Figure collection entries:
====

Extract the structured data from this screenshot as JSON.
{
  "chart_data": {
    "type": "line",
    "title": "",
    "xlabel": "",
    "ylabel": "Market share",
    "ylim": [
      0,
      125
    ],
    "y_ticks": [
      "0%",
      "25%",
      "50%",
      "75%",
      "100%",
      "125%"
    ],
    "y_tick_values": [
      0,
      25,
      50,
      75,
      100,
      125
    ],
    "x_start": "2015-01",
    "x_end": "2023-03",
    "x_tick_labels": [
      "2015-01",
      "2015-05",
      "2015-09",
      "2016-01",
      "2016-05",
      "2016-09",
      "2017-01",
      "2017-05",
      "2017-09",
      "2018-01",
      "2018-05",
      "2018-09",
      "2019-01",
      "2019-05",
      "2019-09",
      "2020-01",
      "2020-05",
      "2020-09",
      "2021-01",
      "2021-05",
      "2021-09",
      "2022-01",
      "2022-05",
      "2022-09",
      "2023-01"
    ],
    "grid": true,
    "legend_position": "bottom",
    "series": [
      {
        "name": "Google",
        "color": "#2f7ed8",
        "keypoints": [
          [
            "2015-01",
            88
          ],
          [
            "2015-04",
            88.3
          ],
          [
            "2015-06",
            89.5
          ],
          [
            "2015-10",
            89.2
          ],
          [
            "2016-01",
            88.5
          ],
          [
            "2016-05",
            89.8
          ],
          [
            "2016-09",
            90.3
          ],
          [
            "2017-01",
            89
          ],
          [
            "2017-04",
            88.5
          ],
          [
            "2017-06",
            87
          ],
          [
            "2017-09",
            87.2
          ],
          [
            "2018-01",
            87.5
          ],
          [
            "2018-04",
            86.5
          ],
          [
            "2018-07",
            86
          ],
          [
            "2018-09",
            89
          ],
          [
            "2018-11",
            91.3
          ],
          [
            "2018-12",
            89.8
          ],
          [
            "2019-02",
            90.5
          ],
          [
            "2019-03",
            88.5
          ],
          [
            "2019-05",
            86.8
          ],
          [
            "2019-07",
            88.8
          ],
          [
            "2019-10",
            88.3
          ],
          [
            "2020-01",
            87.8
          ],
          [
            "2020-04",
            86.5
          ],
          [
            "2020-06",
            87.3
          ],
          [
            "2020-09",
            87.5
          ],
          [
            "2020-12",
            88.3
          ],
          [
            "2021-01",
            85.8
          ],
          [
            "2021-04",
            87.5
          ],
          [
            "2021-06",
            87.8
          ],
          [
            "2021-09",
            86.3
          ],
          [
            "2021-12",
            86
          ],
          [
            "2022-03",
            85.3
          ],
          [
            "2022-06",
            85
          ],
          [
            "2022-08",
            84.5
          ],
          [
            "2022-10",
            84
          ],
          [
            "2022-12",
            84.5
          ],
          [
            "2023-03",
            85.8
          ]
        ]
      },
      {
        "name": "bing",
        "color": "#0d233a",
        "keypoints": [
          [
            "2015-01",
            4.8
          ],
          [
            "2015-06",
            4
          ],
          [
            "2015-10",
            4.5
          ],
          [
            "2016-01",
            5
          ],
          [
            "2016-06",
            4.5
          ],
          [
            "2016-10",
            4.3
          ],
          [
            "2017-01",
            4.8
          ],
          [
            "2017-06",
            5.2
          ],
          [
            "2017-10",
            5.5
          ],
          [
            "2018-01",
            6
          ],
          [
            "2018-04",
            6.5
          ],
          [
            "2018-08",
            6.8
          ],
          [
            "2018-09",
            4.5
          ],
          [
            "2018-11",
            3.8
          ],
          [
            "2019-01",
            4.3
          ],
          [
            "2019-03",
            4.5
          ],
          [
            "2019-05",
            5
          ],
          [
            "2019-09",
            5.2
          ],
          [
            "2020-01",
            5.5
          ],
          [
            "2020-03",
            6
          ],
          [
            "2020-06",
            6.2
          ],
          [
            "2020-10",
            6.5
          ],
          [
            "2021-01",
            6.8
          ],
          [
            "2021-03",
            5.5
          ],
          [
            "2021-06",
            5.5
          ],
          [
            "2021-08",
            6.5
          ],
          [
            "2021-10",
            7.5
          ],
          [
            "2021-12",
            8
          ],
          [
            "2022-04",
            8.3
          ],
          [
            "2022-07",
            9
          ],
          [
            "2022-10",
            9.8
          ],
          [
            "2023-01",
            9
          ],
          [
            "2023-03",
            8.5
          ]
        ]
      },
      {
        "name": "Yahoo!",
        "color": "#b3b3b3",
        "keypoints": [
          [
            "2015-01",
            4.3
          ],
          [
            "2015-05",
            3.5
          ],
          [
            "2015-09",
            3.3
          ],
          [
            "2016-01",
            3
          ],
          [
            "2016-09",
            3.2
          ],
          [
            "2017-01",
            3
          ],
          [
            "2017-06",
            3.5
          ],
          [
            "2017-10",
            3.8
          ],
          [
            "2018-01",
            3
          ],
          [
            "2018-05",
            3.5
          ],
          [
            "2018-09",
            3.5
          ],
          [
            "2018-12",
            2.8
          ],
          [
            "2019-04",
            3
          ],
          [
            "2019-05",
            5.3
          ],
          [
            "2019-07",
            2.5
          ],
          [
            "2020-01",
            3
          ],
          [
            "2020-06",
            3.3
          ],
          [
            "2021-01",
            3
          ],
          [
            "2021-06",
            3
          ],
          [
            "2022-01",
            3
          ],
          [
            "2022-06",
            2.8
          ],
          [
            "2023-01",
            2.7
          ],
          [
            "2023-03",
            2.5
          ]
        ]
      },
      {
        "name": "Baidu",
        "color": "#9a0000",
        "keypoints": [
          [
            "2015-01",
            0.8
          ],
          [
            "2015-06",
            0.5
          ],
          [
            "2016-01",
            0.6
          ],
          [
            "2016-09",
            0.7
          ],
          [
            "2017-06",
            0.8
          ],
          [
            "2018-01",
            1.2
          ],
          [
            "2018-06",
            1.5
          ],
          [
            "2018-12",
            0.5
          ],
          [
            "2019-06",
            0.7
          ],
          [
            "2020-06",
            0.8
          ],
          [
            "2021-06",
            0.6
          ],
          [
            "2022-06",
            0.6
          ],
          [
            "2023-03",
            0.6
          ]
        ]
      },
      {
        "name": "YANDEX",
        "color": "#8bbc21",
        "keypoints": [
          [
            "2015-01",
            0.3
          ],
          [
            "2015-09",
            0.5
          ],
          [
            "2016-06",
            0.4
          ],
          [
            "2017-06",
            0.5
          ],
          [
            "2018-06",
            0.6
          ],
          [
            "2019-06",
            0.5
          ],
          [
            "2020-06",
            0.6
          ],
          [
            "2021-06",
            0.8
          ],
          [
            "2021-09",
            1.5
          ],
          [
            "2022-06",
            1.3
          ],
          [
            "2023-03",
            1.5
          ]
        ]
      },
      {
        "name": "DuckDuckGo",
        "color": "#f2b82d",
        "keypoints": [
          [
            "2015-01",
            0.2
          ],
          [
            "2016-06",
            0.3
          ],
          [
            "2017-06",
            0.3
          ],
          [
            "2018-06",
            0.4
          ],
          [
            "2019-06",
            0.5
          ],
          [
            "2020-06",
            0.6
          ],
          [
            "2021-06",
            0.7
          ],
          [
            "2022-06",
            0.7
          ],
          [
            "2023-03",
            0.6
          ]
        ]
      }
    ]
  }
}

====

■ Set problem: Extract the complete listing verbatim.

■ Response for this exercise:
Extract the structured data from this screenshot as JSON.
{
  "chart_data": {
    "type": "line",
    "title": "",
    "xlabel": "",
    "ylabel": "Market share",
    "ylim": [
      0,
      125
    ],
    "y_ticks": [
      "0%",
      "25%",
      "50%",
      "75%",
      "100%",
      "125%"
    ],
    "y_tick_values": [
      0,
      25,
      50,
      75,
      100,
      125
    ],
    "x_start": "2015-01",
    "x_end": "2023-03",
    "x_tick_labels": [
      "2015-01",
      "2015-05",
      "2015-09",
      "2016-01",
      "2016-05",
      "2016-09",
      "2017-01",
      "2017-05",
      "2017-09",
      "2018-01",
      "2018-05",
      "2018-09",
      "2019-01",
      "2019-05",
      "2019-09",
      "2020-01",
      "2020-05",
      "2020-09",
      "2021-01",
      "2021-05",
      "2021-09",
      "2022-01",
      "2022-05",
      "2022-09",
      "2023-01"
    ],
    "grid": true,
    "legend_position": "bottom",
    "series": [
      {
        "name": "Google",
        "color": "#2f7ed8",
        "keypoints": [
          [
            "2015-01",
            88
          ],
          [
            "2015-04",
            88.3
          ],
          [
            "2015-06",
            89.5
          ],
          [
            "2015-10",
            89.2
          ],
          [
            "2016-01",
            88.5
          ],
          [
            "2016-05",
            89.8
          ],
          [
            "2016-09",
            90.3
          ],
          [
            "2017-01",
            89
          ],
          [
            "2017-04",
            88.5
          ],
          [
            "2017-06",
            87
          ],
          [
            "2017-09",
            87.2
          ],
          [
            "2018-01",
            87.5
          ],
          [
            "2018-04",
            86.5
          ],
          [
            "2018-07",
            86
          ],
          [
            "2018-09",
            89
          ],
          [
            "2018-11",
            91.3
          ],
          [
            "2018-12",
            89.8
          ],
          [
            "2019-02",
            90.5
          ],
          [
            "2019-03",
            88.5
          ],
          [
            "2019-05",
            86.8
          ],
          [
            "2019-07",
            88.8
          ],
          [
            "2019-10",
            88.3
          ],
          [
            "2020-01",
            87.8
          ],
          [
            "2020-04",
            86.5
          ],
          [
            "2020-06",
            87.3
          ],
          [
            "2020-09",
            87.5
          ],
          [
            "2020-12",
            88.3
          ],
          [
            "2021-01",
            85.8
          ],
          [
            "2021-04",
            87.5
          ],
          [
            "2021-06",
            87.8
          ],
          [
            "2021-09",
            86.3
          ],
          [
            "2021-12",
            86
          ],
          [
            "2022-03",
            85.3
          ],
          [
            "2022-06",
            85
          ],
          [
            "2022-08",
            84.5
          ],
          [
            "2022-10",
            84
          ],
          [
            "2022-12",
            84.5
          ],
          [
            "2023-03",
            85.8
          ]
        ]
      },
      {
        "name": "bing",
        "color": "#0d233a",
        "keypoints": [
          [
            "2015-01",
            4.8
          ],
          [
            "2015-06",
            4
          ],
          [
            "2015-10",
            4.5
          ],
          [
            "2016-01",
            5
          ],
          [
            "2016-06",
            4.5
          ],
          [
            "2016-10",
            4.3
          ],
          [
            "2017-01",
            4.8
          ],
          [
            "2017-06",
            5.2
          ],
          [
            "2017-10",
            5.5
          ],
          [
            "2018-01",
            6
          ],
          [
            "2018-04",
            6.5
          ],
          [
            "2018-08",
            6.8
          ],
          [
            "2018-09",
            4.5
          ],
          [
            "2018-11",
            3.8
          ],
          [
            "2019-01",
            4.3
          ],
          [
            "2019-03",
            4.5
          ],
          [
            "2019-05",
            5
          ],
          [
            "2019-09",
            5.2
          ],
          [
            "2020-01",
            5.5
          ],
          [
            "2020-03",
            6
          ],
          [
            "2020-06",
            6.2
          ],
          [
            "2020-10",
            6.5
          ],
          [
            "2021-01",
            6.8
          ],
          [
            "2021-03",
            5.5
          ],
          [
            "2021-06",
            5.5
          ],
          [
            "2021-08",
            6.5
          ],
          [
            "2021-10",
            7.5
          ],
          [
            "2021-12",
            8
          ],
          [
            "2022-04",
            8.3
          ],
          [
            "2022-07",
            9
          ],
          [
            "2022-10",
            9.8
          ],
          [
            "2023-01",
            9
          ],
          [
            "2023-03",
            8.5
          ]
        ]
      },
      {
        "name": "Yahoo!",
        "color": "#b3b3b3",
        "keypoints": [
          [
            "2015-01",
            4.3
          ],
          [
            "2015-05",
            3.5
          ],
          [
            "2015-09",
            3.3
          ],
          [
            "2016-01",
            3
          ],
          [
            "2016-09",
            3.2
          ],
          [
            "2017-01",
            3
          ],
          [
            "2017-06",
            3.5
          ],
          [
            "2017-10",
            3.8
          ],
          [
            "2018-01",
            3
          ],
          [
            "2018-05",
            3.5
          ],
          [
            "2018-09",
            3.5
          ],
          [
            "2018-12",
            2.8
          ],
          [
            "2019-04",
            3
          ],
          [
            "2019-05",
            5.3
          ],
          [
            "2019-07",
            2.5
          ],
          [
            "2020-01",
            3
          ],
          [
            "2020-06",
            3.3
          ],
          [
            "2021-01",
            3
          ],
          [
            "2021-06",
            3
          ],
          [
            "2022-01",
            3
          ],
          [
            "2022-06",
            2.8
          ],
          [
            "2023-01",
            2.7
          ],
          [
            "2023-03",
            2.5
          ]
        ]
      },
      {
        "name": "Baidu",
        "color": "#9a0000",
        "keypoints": [
          [
            "2015-01",
            0.8
          ],
          [
            "2015-06",
            0.5
          ],
          [
            "2016-01",
            0.6
          ],
          [
            "2016-09",
            0.7
          ],
          [
            "2017-06",
            0.8
          ],
          [
            "2018-01",
            1.2
          ],
          [
            "2018-06",
            1.5
          ],
          [
            "2018-12",
            0.5
          ],
          [
            "2019-06",
            0.7
          ],
          [
            "2020-06",
            0.8
          ],
          [
            "2021-06",
            0.6
          ],
          [
            "2022-06",
            0.6
          ],
          [
            "2023-03",
            0.6
          ]
        ]
      },
      {
        "name": "YANDEX",
        "color": "#8bbc21",
        "keypoints": [
          [
            "2015-01",
            0.3
          ],
          [
            "2015-09",
            0.5
          ],
          [
            "2016-06",
            0.4
          ],
          [
            "2017-06",
            0.5
          ],
          [
            "2018-06",
            0.6
          ],
          [
            "2019-06",
            0.5
          ],
          [
            "2020-06",
            0.6
          ],
          [
            "2021-06",
            0.8
          ],
          [
            "2021-09",
            1.5
          ],
          [
            "2022-06",
            1.3
          ],
          [
            "2023-03",
            1.5
          ]
        ]
      },
      {
        "name": "DuckDuckGo",
        "color": "#f2b82d",
        "keypoints": [
          [
            "2015-01",
            0.2
          ],
          [
            "2016-06",
            0.3
          ],
          [
            "2017-06",
            0.3
          ],
          [
            "2018-06",
            0.4
          ],
          [
            "2019-06",
            0.5
          ],
          [
            "2020-06",
            0.6
          ],
          [
            "2021-06",
            0.7
          ],
          [
            "2022-06",
            0.7
          ],
          [
            "2023-03",
            0.6
          ]
        ]
      }
    ]
  }
}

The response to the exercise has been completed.